[Items from a dataset]
* * *

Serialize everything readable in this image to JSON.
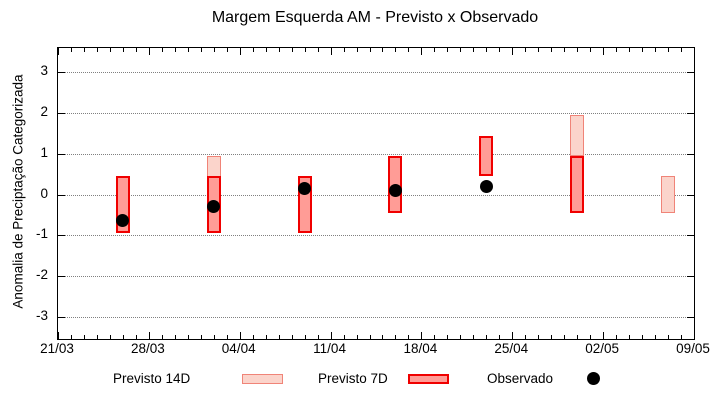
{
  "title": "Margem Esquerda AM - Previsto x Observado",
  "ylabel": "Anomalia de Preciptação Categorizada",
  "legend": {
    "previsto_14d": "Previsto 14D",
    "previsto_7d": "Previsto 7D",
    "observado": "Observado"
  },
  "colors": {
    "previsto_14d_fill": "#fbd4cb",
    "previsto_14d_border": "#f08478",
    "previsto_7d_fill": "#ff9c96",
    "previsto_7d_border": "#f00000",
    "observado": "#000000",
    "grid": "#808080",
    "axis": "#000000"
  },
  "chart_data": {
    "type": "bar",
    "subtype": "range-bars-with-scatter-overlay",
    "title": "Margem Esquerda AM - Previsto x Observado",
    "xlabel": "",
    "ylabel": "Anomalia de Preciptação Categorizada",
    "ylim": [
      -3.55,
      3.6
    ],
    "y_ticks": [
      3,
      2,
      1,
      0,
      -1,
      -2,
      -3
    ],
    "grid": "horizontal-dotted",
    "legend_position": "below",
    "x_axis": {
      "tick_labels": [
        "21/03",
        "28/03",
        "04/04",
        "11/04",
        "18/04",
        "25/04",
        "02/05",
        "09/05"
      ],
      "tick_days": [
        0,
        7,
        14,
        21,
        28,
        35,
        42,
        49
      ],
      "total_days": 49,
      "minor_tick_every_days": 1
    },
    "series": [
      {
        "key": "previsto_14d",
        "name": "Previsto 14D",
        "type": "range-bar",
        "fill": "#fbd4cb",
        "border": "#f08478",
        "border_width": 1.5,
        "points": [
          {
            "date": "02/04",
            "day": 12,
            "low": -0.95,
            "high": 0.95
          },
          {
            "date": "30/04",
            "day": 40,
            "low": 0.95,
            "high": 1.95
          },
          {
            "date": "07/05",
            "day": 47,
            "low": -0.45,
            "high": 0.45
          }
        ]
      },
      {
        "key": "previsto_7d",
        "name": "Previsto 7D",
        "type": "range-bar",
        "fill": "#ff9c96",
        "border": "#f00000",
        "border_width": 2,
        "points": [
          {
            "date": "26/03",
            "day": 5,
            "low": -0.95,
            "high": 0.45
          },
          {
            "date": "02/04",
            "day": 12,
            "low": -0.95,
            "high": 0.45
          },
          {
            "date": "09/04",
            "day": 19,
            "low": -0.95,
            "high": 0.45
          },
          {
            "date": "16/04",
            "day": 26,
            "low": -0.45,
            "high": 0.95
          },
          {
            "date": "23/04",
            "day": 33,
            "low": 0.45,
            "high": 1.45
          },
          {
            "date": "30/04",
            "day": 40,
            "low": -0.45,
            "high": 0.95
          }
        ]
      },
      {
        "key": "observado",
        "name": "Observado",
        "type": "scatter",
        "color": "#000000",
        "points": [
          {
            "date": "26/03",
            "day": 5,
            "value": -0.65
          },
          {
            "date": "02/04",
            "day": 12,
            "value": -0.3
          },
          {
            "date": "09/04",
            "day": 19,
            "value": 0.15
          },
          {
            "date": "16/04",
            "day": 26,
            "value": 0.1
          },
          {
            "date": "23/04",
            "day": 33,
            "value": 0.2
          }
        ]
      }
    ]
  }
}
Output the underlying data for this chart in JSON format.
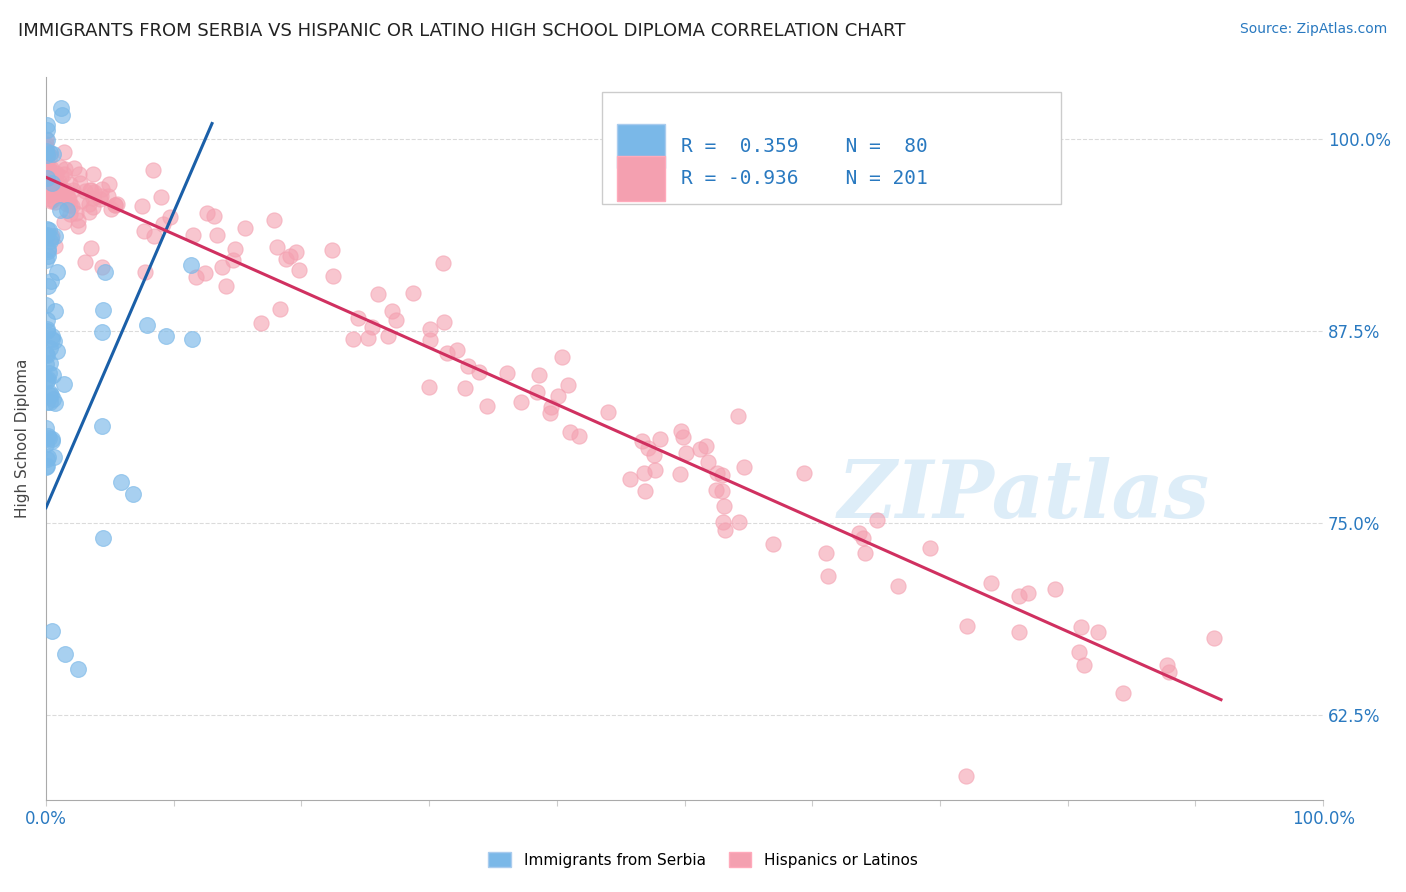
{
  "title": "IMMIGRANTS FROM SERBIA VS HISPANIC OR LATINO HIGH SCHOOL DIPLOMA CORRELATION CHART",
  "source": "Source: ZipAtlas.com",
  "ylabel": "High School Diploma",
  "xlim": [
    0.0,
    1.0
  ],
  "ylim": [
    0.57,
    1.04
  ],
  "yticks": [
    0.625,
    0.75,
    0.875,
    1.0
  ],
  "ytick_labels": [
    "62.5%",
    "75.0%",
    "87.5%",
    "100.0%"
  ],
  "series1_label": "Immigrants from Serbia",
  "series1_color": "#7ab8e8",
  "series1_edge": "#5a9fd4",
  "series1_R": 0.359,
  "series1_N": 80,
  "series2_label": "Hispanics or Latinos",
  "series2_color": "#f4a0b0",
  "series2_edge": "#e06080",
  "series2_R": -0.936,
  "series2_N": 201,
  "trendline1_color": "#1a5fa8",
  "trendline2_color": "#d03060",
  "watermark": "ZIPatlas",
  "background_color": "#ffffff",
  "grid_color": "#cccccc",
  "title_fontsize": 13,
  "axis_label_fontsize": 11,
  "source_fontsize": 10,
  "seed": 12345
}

* * *

**THE REQUEST:**
Show the lines from the data above that contain the string "value".

**EXERCISE OUTPUT:**
            "value": -0.65
            "value": -0.3
            "value": 0.15
            "value": 0.1
            "value": 0.2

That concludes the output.